# TASK DESCRIPTION
All of the data needs to be repeated exactly.
───── DATA
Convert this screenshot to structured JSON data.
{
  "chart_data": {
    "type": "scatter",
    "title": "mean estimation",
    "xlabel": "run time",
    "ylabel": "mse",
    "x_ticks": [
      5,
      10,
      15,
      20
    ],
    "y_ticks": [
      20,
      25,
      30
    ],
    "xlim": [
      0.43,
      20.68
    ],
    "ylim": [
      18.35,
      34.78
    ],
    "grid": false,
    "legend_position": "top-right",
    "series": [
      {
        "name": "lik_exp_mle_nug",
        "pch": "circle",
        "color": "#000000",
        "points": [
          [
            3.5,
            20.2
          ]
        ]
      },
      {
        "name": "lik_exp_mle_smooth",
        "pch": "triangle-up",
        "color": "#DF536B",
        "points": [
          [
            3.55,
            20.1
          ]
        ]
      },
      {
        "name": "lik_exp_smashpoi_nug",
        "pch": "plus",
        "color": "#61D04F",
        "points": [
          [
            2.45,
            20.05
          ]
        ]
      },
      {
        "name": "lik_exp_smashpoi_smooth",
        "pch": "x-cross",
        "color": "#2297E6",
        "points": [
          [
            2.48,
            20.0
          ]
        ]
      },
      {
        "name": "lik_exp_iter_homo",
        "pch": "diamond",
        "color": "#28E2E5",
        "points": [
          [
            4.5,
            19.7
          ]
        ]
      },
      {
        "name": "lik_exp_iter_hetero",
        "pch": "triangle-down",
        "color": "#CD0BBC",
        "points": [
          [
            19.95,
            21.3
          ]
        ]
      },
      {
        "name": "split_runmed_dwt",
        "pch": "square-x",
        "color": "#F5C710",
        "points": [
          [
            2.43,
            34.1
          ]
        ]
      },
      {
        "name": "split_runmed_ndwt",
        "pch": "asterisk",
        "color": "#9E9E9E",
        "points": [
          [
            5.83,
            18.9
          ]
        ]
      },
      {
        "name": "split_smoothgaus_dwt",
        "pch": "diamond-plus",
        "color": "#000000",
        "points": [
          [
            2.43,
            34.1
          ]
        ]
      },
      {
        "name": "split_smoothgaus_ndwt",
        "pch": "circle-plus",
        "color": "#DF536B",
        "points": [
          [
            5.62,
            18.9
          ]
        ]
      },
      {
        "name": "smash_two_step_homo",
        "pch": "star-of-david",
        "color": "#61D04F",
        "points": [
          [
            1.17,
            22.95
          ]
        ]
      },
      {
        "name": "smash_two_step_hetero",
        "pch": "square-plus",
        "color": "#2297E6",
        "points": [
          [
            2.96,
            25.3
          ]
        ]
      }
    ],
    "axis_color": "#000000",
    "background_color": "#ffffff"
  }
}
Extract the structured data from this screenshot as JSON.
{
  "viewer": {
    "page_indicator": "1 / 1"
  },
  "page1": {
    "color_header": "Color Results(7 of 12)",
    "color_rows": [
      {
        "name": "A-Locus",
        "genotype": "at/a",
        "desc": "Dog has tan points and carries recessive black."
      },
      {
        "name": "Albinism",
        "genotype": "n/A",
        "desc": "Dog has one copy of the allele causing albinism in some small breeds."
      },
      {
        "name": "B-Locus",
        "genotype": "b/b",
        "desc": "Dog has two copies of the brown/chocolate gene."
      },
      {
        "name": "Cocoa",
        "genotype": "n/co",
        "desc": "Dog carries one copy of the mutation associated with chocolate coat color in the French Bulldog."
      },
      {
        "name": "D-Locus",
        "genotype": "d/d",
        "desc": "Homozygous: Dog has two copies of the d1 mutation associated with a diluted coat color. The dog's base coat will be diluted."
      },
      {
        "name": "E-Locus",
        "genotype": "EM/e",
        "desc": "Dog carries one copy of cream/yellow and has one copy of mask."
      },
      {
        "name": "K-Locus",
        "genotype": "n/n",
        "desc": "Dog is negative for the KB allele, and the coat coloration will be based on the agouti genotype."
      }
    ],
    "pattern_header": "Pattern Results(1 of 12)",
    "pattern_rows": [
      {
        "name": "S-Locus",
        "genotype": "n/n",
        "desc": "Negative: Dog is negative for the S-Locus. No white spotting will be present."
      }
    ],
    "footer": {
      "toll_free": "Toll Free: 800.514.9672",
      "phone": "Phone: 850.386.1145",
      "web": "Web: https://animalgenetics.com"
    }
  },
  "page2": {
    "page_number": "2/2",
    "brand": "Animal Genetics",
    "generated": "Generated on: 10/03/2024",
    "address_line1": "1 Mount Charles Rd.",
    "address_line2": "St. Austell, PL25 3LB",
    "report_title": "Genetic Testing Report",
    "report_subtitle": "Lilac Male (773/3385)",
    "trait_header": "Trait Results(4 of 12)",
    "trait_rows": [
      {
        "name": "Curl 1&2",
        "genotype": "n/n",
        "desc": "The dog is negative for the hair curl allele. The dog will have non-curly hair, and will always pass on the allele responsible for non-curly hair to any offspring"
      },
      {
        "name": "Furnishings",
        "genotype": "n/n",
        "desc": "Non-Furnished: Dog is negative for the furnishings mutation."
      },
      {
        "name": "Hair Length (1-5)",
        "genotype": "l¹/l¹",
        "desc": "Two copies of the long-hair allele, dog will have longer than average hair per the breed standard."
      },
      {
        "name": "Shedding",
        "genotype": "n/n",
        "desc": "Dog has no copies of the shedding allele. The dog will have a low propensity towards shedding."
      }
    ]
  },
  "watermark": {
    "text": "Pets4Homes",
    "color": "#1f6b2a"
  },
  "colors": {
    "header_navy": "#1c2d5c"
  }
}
──────────
# WRITTEN SOLUTION
Convert this screenshot to structured JSON data.
{
  "chart_data": {
    "type": "scatter",
    "title": "mean estimation",
    "xlabel": "run time",
    "ylabel": "mse",
    "x_ticks": [
      5,
      10,
      15,
      20
    ],
    "y_ticks": [
      20,
      25,
      30
    ],
    "xlim": [
      0.43,
      20.68
    ],
    "ylim": [
      18.35,
      34.78
    ],
    "grid": false,
    "legend_position": "top-right",
    "series": [
      {
        "name": "lik_exp_mle_nug",
        "pch": "circle",
        "color": "#000000",
        "points": [
          [
            3.5,
            20.2
          ]
        ]
      },
      {
        "name": "lik_exp_mle_smooth",
        "pch": "triangle-up",
        "color": "#DF536B",
        "points": [
          [
            3.55,
            20.1
          ]
        ]
      },
      {
        "name": "lik_exp_smashpoi_nug",
        "pch": "plus",
        "color": "#61D04F",
        "points": [
          [
            2.45,
            20.05
          ]
        ]
      },
      {
        "name": "lik_exp_smashpoi_smooth",
        "pch": "x-cross",
        "color": "#2297E6",
        "points": [
          [
            2.48,
            20.0
          ]
        ]
      },
      {
        "name": "lik_exp_iter_homo",
        "pch": "diamond",
        "color": "#28E2E5",
        "points": [
          [
            4.5,
            19.7
          ]
        ]
      },
      {
        "name": "lik_exp_iter_hetero",
        "pch": "triangle-down",
        "color": "#CD0BBC",
        "points": [
          [
            19.95,
            21.3
          ]
        ]
      },
      {
        "name": "split_runmed_dwt",
        "pch": "square-x",
        "color": "#F5C710",
        "points": [
          [
            2.43,
            34.1
          ]
        ]
      },
      {
        "name": "split_runmed_ndwt",
        "pch": "asterisk",
        "color": "#9E9E9E",
        "points": [
          [
            5.83,
            18.9
          ]
        ]
      },
      {
        "name": "split_smoothgaus_dwt",
        "pch": "diamond-plus",
        "color": "#000000",
        "points": [
          [
            2.43,
            34.1
          ]
        ]
      },
      {
        "name": "split_smoothgaus_ndwt",
        "pch": "circle-plus",
        "color": "#DF536B",
        "points": [
          [
            5.62,
            18.9
          ]
        ]
      },
      {
        "name": "smash_two_step_homo",
        "pch": "star-of-david",
        "color": "#61D04F",
        "points": [
          [
            1.17,
            22.95
          ]
        ]
      },
      {
        "name": "smash_two_step_hetero",
        "pch": "square-plus",
        "color": "#2297E6",
        "points": [
          [
            2.96,
            25.3
          ]
        ]
      }
    ],
    "axis_color": "#000000",
    "background_color": "#ffffff"
  }
}
Extract the structured data from this screenshot as JSON.
{
  "viewer": {
    "page_indicator": "1 / 1"
  },
  "page1": {
    "color_header": "Color Results(7 of 12)",
    "color_rows": [
      {
        "name": "A-Locus",
        "genotype": "at/a",
        "desc": "Dog has tan points and carries recessive black."
      },
      {
        "name": "Albinism",
        "genotype": "n/A",
        "desc": "Dog has one copy of the allele causing albinism in some small breeds."
      },
      {
        "name": "B-Locus",
        "genotype": "b/b",
        "desc": "Dog has two copies of the brown/chocolate gene."
      },
      {
        "name": "Cocoa",
        "genotype": "n/co",
        "desc": "Dog carries one copy of the mutation associated with chocolate coat color in the French Bulldog."
      },
      {
        "name": "D-Locus",
        "genotype": "d/d",
        "desc": "Homozygous: Dog has two copies of the d1 mutation associated with a diluted coat color. The dog's base coat will be diluted."
      },
      {
        "name": "E-Locus",
        "genotype": "EM/e",
        "desc": "Dog carries one copy of cream/yellow and has one copy of mask."
      },
      {
        "name": "K-Locus",
        "genotype": "n/n",
        "desc": "Dog is negative for the KB allele, and the coat coloration will be based on the agouti genotype."
      }
    ],
    "pattern_header": "Pattern Results(1 of 12)",
    "pattern_rows": [
      {
        "name": "S-Locus",
        "genotype": "n/n",
        "desc": "Negative: Dog is negative for the S-Locus. No white spotting will be present."
      }
    ],
    "footer": {
      "toll_free": "Toll Free: 800.514.9672",
      "phone": "Phone: 850.386.1145",
      "web": "Web: https://animalgenetics.com"
    }
  },
  "page2": {
    "page_number": "2/2",
    "brand": "Animal Genetics",
    "generated": "Generated on: 10/03/2024",
    "address_line1": "1 Mount Charles Rd.",
    "address_line2": "St. Austell, PL25 3LB",
    "report_title": "Genetic Testing Report",
    "report_subtitle": "Lilac Male (773/3385)",
    "trait_header": "Trait Results(4 of 12)",
    "trait_rows": [
      {
        "name": "Curl 1&2",
        "genotype": "n/n",
        "desc": "The dog is negative for the hair curl allele. The dog will have non-curly hair, and will always pass on the allele responsible for non-curly hair to any offspring"
      },
      {
        "name": "Furnishings",
        "genotype": "n/n",
        "desc": "Non-Furnished: Dog is negative for the furnishings mutation."
      },
      {
        "name": "Hair Length (1-5)",
        "genotype": "l¹/l¹",
        "desc": "Two copies of the long-hair allele, dog will have longer than average hair per the breed standard."
      },
      {
        "name": "Shedding",
        "genotype": "n/n",
        "desc": "Dog has no copies of the shedding allele. The dog will have a low propensity towards shedding."
      }
    ]
  },
  "watermark": {
    "text": "Pets4Homes",
    "color": "#1f6b2a"
  },
  "colors": {
    "header_navy": "#1c2d5c"
  }
}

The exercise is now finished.